▼
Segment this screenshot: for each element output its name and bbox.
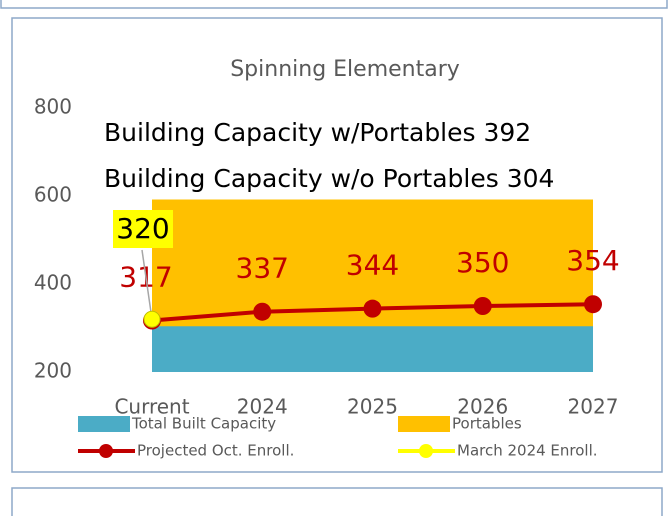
y-tick-label: 800	[34, 95, 72, 119]
previous-frame	[0, 0, 668, 9]
next-frame	[11, 487, 663, 516]
data-label-group: 320	[113, 210, 173, 320]
y-tick-label: 200	[34, 359, 72, 383]
data-label: 354	[566, 244, 619, 277]
legend-marker	[419, 444, 433, 458]
marker	[584, 295, 602, 314]
area	[152, 199, 593, 327]
data-label: 320	[116, 212, 169, 245]
y-tick-label: 400	[34, 271, 72, 295]
leader-line	[141, 249, 153, 320]
legend-label: March 2024 Enroll.	[457, 442, 598, 460]
marker	[253, 302, 272, 321]
legend-label: Projected Oct. Enroll.	[137, 442, 294, 460]
data-label-bg	[113, 210, 173, 248]
legend-swatch	[78, 416, 130, 432]
data-label: 337	[236, 252, 289, 285]
x-tick-label: Current	[114, 395, 189, 419]
x-tick-label: 2025	[347, 395, 398, 419]
legend-label: Portables	[452, 415, 522, 433]
legend-swatch	[398, 416, 450, 432]
annotation: Building Capacity w/o Portables 304	[104, 164, 554, 193]
data-label: 350	[456, 246, 509, 279]
x-tick-label: 2026	[457, 395, 508, 419]
x-tick-label: 2024	[237, 395, 288, 419]
chart-title: Spinning Elementary	[230, 57, 460, 82]
marker	[473, 297, 492, 315]
legend-marker	[99, 444, 113, 458]
legend-label: Total Built Capacity	[131, 415, 276, 433]
y-tick-label: 600	[34, 183, 72, 207]
marker	[143, 310, 161, 328]
x-tick-label: 2027	[568, 395, 619, 419]
data-label: 344	[346, 249, 399, 282]
annotation: Building Capacity w/Portables 392	[104, 118, 531, 147]
marker	[363, 299, 382, 318]
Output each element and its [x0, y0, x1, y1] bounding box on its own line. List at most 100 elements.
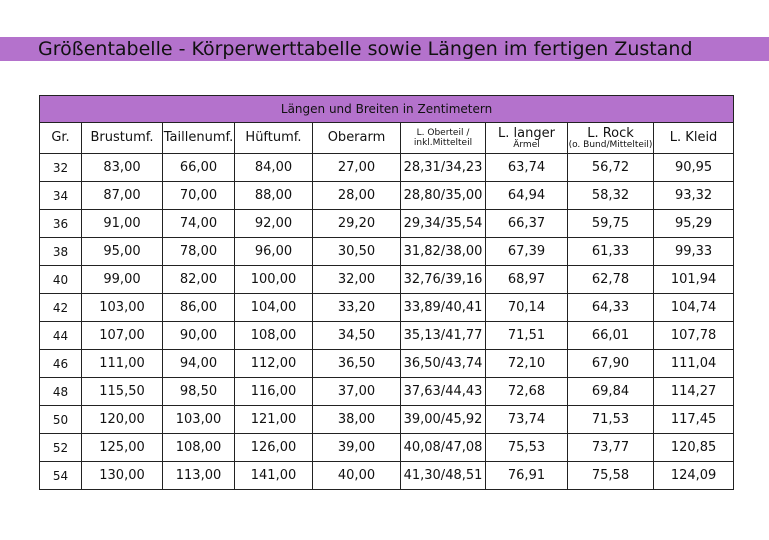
measurement-cell: 108,00: [234, 321, 313, 350]
measurement-cell: 58,32: [567, 181, 654, 210]
table-row: 54 130,00 113,00 141,00 40,00 41,30/48,51 76,9…: [39, 461, 735, 490]
column-header-label: L. langer: [498, 125, 555, 141]
table-row: 52 125,00 108,00 126,00 39,00 40,08/47,08 75,5…: [39, 433, 735, 462]
measurement-cell: 30,50: [312, 237, 401, 266]
measurement-cell: 98,50: [162, 377, 235, 406]
measurement-cell: 141,00: [234, 461, 313, 490]
measurement-cell: 32,76/39,16: [400, 265, 486, 294]
measurement-cell: 99,00: [81, 265, 163, 294]
table-row: 38 95,00 78,00 96,00 30,50 31,82/38,00 67,39 61…: [39, 237, 735, 266]
measurement-cell: 120,00: [81, 405, 163, 434]
measurement-cell: 40,00: [312, 461, 401, 490]
measurement-cell: 70,14: [485, 293, 568, 322]
measurement-cell: 91,00: [81, 209, 163, 238]
measurement-cell: 126,00: [234, 433, 313, 462]
measurement-cell: 34,50: [312, 321, 401, 350]
table-row: 42 103,00 86,00 104,00 33,20 33,89/40,41 70,14…: [39, 293, 735, 322]
column-header: Taillenumf.: [162, 122, 235, 154]
measurement-cell: 75,53: [485, 433, 568, 462]
table-row: 36 91,00 74,00 92,00 29,20 29,34/35,54 66,37 59…: [39, 209, 735, 238]
measurement-cell: 125,00: [81, 433, 163, 462]
measurement-cell: 104,00: [234, 293, 313, 322]
measurement-cell: 116,00: [234, 377, 313, 406]
size-cell: 54: [39, 461, 82, 490]
measurement-cell: 73,77: [567, 433, 654, 462]
measurement-cell: 115,50: [81, 377, 163, 406]
measurement-cell: 61,33: [567, 237, 654, 266]
measurement-cell: 93,32: [652, 181, 735, 210]
column-header-sublabel: (o. Bund/Mittelteil): [568, 139, 653, 150]
measurement-cell: 29,20: [312, 209, 401, 238]
size-cell: 44: [39, 321, 82, 350]
measurement-cell: 108,00: [162, 433, 235, 462]
measurement-cell: 40,08/47,08: [400, 433, 486, 462]
measurement-cell: 56,72: [567, 153, 654, 182]
size-cell: 50: [39, 405, 82, 434]
measurement-cell: 96,00: [234, 237, 313, 266]
measurement-cell: 107,78: [652, 321, 735, 350]
measurement-cell: 73,74: [485, 405, 568, 434]
size-cell: 38: [39, 237, 82, 266]
measurement-cell: 103,00: [162, 405, 235, 434]
column-header-sublabel: inkl.Mittelteil: [413, 138, 473, 148]
measurement-cell: 68,97: [485, 265, 568, 294]
measurement-cell: 86,00: [162, 293, 235, 322]
measurement-cell: 67,39: [485, 237, 568, 266]
measurement-cell: 64,33: [567, 293, 654, 322]
column-header-label: L. Rock: [587, 125, 634, 141]
measurement-cell: 99,33: [652, 237, 735, 266]
measurement-cell: 70,00: [162, 181, 235, 210]
measurement-cell: 66,01: [567, 321, 654, 350]
measurement-cell: 72,68: [485, 377, 568, 406]
measurement-cell: 69,84: [567, 377, 654, 406]
measurement-cell: 113,00: [162, 461, 235, 490]
measurement-cell: 111,00: [81, 349, 163, 378]
size-cell: 32: [39, 153, 82, 182]
column-header: L. Kleid: [652, 122, 735, 154]
measurement-cell: 39,00/45,92: [400, 405, 486, 434]
measurement-cell: 37,00: [312, 377, 401, 406]
measurement-cell: 35,13/41,77: [400, 321, 486, 350]
measurement-cell: 82,00: [162, 265, 235, 294]
measurement-cell: 71,51: [485, 321, 568, 350]
column-header: Gr.: [39, 122, 82, 154]
measurement-cell: 95,00: [81, 237, 163, 266]
measurement-cell: 78,00: [162, 237, 235, 266]
measurement-cell: 37,63/44,43: [400, 377, 486, 406]
table-band-header: Längen und Breiten in Zentimetern: [38, 95, 735, 123]
measurement-cell: 62,78: [567, 265, 654, 294]
table-body: 32 83,00 66,00 84,00 27,00 28,31/34,23 63,74 56…: [39, 153, 735, 490]
measurement-cell: 39,00: [312, 433, 401, 462]
measurement-cell: 63,74: [485, 153, 568, 182]
table-row: 48 115,50 98,50 116,00 37,00 37,63/44,43 72,68…: [39, 377, 735, 406]
measurement-cell: 117,45: [652, 405, 735, 434]
measurement-cell: 27,00: [312, 153, 401, 182]
measurement-cell: 90,00: [162, 321, 235, 350]
measurement-cell: 33,20: [312, 293, 401, 322]
measurement-cell: 92,00: [234, 209, 313, 238]
measurement-cell: 66,00: [162, 153, 235, 182]
measurement-cell: 75,58: [567, 461, 654, 490]
table-row: 50 120,00 103,00 121,00 38,00 39,00/45,92 73,7…: [39, 405, 735, 434]
measurement-cell: 76,91: [485, 461, 568, 490]
size-cell: 34: [39, 181, 82, 210]
column-header: L. Oberteil / inkl.Mittelteil: [400, 122, 486, 154]
column-header: L. langer Ärmel: [485, 122, 568, 154]
column-header: Oberarm: [312, 122, 401, 154]
measurement-cell: 41,30/48,51: [400, 461, 486, 490]
measurement-cell: 83,00: [81, 153, 163, 182]
measurement-cell: 112,00: [234, 349, 313, 378]
measurement-cell: 94,00: [162, 349, 235, 378]
measurement-cell: 104,74: [652, 293, 735, 322]
measurement-cell: 38,00: [312, 405, 401, 434]
measurement-cell: 100,00: [234, 265, 313, 294]
measurement-cell: 72,10: [485, 349, 568, 378]
measurement-cell: 28,00: [312, 181, 401, 210]
measurement-cell: 29,34/35,54: [400, 209, 486, 238]
measurement-cell: 121,00: [234, 405, 313, 434]
table-row: 40 99,00 82,00 100,00 32,00 32,76/39,16 68,97 6…: [39, 265, 735, 294]
measurement-cell: 28,31/34,23: [400, 153, 486, 182]
table-row: 34 87,00 70,00 88,00 28,00 28,80/35,00 64,94 58…: [39, 181, 735, 210]
measurement-cell: 32,00: [312, 265, 401, 294]
measurement-cell: 87,00: [81, 181, 163, 210]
▲
# Task instructions
Format everything from the start of the items down to the line containing "Output each element" as a JSON list of strings, one per line, with blank lines dropped. Leave the pictures out of the answer.

# Exercise response
[
  "Segment this screenshot: for each element output its name and bbox.",
  "y-tick-label: 800\t[34, 95, 72, 119]",
  "previous-frame\t[0, 0, 668, 9]",
  "next-frame\t[11, 487, 663, 516]",
  "data-label-group: 320\t[113, 210, 173, 320]",
  "y-tick-label: 200\t[34, 359, 72, 383]",
  "data-label: 354\t[566, 244, 619, 277]",
  "legend-marker\t[419, 444, 433, 458]",
  "marker\t[584, 295, 602, 314]",
  "area\t[152, 199, 593, 327]",
  "data-label: 320\t[116, 212, 169, 245]",
  "y-tick-label: 400\t[34, 271, 72, 295]",
  "leader-line\t[141, 249, 153, 320]",
  "legend-label: March 2024 Enroll.\t[457, 442, 598, 460]",
  "marker\t[253, 302, 272, 321]",
  "legend-label: Projected Oct. Enroll.\t[137, 442, 294, 460]",
  "data-label-bg\t[113, 210, 173, 248]",
  "legend-swatch\t[78, 416, 130, 432]",
  "data-label: 337\t[236, 252, 289, 285]",
  "x-tick-label: Current\t[114, 395, 189, 419]",
  "x-tick-label: 2025\t[347, 395, 398, 419]",
  "legend-label: Portables\t[452, 415, 522, 433]",
  "legend-swatch\t[398, 416, 450, 432]",
  "annotation: Building Capacity w/o Portables 304\t[104, 164, 554, 193]",
  "data-label: 350\t[456, 246, 509, 279]",
  "x-tick-label: 2026\t[457, 395, 508, 419]",
  "x-tick-label: 2024\t[237, 395, 288, 419]",
  "chart-title: Spinning Elementary\t[230, 57, 460, 82]",
  "marker\t[473, 297, 492, 315]",
  "legend-marker\t[99, 444, 113, 458]",
  "legend-label: Total Built Capacity\t[131, 415, 276, 433]",
  "y-tick-label: 600\t[34, 183, 72, 207]",
  "marker\t[143, 310, 161, 328]",
  "x-tick-label: 2027\t[568, 395, 619, 419]",
  "data-label: 344\t[346, 249, 399, 282]",
  "annotation: Building Capacity w/Portables 392\t[104, 118, 531, 147]",
  "marker\t[363, 299, 382, 318]",
  "Output each element and its [x0, y0, x1, y1] bounding box on its own line. List at most 100 elements."
]